* **Your goal**
Using the listing below, copy every line that mentions "Reeves".

## start

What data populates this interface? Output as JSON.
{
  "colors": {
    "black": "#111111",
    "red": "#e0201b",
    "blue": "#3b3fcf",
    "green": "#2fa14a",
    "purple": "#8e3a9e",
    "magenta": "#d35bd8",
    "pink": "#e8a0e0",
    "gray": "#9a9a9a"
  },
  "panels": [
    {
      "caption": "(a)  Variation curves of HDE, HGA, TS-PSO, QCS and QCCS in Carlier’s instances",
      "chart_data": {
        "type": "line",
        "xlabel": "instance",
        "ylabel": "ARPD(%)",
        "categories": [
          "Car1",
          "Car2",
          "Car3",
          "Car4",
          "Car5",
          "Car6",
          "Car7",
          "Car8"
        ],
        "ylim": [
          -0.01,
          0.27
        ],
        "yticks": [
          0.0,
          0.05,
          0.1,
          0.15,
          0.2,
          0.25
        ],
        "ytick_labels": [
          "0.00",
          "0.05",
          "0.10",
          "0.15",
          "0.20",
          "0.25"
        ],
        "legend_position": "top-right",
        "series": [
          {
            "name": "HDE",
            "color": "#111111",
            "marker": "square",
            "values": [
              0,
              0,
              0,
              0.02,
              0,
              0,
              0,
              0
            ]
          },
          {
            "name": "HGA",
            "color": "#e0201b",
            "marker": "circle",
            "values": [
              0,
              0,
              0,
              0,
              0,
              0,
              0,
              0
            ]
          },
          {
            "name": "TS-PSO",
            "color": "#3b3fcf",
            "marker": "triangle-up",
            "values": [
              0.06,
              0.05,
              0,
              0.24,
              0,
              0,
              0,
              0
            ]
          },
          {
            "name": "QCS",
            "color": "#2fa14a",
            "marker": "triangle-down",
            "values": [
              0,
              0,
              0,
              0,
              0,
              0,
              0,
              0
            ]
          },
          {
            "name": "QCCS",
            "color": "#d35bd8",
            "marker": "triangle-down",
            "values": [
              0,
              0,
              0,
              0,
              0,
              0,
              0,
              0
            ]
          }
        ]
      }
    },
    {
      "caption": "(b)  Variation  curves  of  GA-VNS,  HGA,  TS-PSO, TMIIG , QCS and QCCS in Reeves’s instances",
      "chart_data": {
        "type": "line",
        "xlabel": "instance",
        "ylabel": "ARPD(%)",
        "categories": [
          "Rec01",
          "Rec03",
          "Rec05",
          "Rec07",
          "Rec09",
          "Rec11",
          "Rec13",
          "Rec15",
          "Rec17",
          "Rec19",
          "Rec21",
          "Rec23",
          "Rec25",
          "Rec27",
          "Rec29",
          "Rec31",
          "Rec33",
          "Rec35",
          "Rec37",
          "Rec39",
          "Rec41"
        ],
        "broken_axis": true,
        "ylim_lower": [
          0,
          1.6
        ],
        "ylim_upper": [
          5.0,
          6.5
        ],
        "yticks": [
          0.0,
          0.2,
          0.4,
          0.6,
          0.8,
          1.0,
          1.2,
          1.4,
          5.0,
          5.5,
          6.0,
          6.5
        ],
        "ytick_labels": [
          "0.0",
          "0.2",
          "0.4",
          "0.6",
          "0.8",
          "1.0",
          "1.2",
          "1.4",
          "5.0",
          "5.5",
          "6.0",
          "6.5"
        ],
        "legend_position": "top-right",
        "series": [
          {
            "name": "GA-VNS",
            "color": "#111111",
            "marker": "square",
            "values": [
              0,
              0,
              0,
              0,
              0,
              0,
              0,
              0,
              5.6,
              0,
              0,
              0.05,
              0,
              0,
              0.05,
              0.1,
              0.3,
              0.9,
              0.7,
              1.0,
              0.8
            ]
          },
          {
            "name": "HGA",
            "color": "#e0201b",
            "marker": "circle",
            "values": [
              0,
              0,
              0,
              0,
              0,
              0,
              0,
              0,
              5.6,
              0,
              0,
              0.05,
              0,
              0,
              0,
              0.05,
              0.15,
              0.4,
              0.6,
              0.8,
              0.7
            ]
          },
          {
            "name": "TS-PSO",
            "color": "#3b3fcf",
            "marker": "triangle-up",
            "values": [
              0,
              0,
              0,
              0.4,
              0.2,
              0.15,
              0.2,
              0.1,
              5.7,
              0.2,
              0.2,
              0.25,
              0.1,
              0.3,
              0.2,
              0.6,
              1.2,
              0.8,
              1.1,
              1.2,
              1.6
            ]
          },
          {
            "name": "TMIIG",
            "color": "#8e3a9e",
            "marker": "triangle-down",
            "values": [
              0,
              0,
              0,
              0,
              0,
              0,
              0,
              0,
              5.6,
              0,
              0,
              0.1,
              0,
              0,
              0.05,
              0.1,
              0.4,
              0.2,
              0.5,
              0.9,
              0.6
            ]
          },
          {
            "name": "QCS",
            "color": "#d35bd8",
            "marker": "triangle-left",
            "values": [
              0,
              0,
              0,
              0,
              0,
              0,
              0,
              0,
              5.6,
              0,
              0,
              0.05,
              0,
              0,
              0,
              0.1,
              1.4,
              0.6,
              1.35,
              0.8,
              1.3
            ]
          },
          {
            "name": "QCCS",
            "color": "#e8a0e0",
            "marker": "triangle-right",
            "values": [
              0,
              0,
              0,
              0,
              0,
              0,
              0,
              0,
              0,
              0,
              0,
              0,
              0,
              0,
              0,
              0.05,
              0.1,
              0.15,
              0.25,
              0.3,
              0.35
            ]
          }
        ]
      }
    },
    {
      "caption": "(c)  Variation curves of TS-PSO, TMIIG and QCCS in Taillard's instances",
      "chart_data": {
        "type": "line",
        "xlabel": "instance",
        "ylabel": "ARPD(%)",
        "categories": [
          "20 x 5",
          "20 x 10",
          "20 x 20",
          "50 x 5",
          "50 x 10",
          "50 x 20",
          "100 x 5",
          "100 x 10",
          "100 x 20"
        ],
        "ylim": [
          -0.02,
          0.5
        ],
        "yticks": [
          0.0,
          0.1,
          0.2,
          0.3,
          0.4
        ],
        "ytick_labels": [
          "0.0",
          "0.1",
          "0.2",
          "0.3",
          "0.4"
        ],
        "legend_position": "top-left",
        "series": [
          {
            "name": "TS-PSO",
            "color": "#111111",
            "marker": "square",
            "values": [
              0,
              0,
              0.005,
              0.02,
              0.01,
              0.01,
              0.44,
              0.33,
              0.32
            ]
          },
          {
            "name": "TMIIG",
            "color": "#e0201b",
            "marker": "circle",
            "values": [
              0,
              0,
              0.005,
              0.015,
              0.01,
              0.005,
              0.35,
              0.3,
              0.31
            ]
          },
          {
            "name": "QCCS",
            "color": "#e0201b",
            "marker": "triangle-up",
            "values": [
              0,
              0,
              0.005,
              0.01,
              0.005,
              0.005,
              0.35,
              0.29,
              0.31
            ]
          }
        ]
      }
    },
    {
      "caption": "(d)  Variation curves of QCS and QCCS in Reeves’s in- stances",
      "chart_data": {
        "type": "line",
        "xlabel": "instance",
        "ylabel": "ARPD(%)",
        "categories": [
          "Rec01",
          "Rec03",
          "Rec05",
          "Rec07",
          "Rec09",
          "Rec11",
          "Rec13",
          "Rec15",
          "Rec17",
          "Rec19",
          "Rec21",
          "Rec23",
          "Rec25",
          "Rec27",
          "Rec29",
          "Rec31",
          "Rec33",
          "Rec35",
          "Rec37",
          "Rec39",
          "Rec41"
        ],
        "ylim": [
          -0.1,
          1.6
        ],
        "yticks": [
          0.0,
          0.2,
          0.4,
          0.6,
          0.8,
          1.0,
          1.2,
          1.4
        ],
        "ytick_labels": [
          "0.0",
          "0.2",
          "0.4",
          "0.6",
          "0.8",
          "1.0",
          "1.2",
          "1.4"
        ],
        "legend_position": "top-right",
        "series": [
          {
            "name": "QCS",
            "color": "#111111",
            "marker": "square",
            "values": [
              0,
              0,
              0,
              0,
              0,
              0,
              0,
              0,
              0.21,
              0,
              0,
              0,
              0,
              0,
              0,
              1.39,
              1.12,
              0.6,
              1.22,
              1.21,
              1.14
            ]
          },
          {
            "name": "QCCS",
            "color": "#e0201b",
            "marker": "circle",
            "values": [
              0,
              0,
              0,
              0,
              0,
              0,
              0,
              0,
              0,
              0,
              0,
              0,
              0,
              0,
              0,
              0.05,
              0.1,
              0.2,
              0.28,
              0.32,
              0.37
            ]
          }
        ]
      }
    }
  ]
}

## end

* **Full solution**
      "caption": "(b)  Variation  curves  of  GA-VNS,  HGA,  TS-PSO, TMIIG , QCS and QCCS in Reeves’s instances",
      "caption": "(d)  Variation curves of QCS and QCCS in Reeves’s in- stances",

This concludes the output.